## Begin Stored data

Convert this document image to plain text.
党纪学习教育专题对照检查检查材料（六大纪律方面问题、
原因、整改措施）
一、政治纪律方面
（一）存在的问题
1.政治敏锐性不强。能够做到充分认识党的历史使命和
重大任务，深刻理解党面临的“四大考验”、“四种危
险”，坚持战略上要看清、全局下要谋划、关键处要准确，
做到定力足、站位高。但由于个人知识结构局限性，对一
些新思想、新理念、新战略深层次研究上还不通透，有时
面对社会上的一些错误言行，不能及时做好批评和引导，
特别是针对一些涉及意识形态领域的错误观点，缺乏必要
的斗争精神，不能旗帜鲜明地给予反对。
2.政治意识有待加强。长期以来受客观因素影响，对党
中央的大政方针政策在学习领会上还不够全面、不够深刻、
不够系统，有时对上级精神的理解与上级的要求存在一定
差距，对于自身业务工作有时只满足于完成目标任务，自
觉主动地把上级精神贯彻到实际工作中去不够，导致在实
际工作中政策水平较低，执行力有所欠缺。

## End Stored data

The request >>
Here, the records must be output exactly and in full.

The completed task >>
Convert this document image to plain text.
党纪学习教育专题对照检查检查材料（六大纪律方面问题、
原因、整改措施）
一、政治纪律方面
（一）存在的问题
1.政治敏锐性不强。能够做到充分认识党的历史使命和
重大任务，深刻理解党面临的“四大考验”、“四种危
险”，坚持战略上要看清、全局下要谋划、关键处要准确，
做到定力足、站位高。但由于个人知识结构局限性，对一
些新思想、新理念、新战略深层次研究上还不通透，有时
面对社会上的一些错误言行，不能及时做好批评和引导，
特别是针对一些涉及意识形态领域的错误观点，缺乏必要
的斗争精神，不能旗帜鲜明地给予反对。
2.政治意识有待加强。长期以来受客观因素影响，对党
中央的大政方针政策在学习领会上还不够全面、不够深刻、
不够系统，有时对上级精神的理解与上级的要求存在一定
差距，对于自身业务工作有时只满足于完成目标任务，自
觉主动地把上级精神贯彻到实际工作中去不够，导致在实
际工作中政策水平较低，执行力有所欠缺。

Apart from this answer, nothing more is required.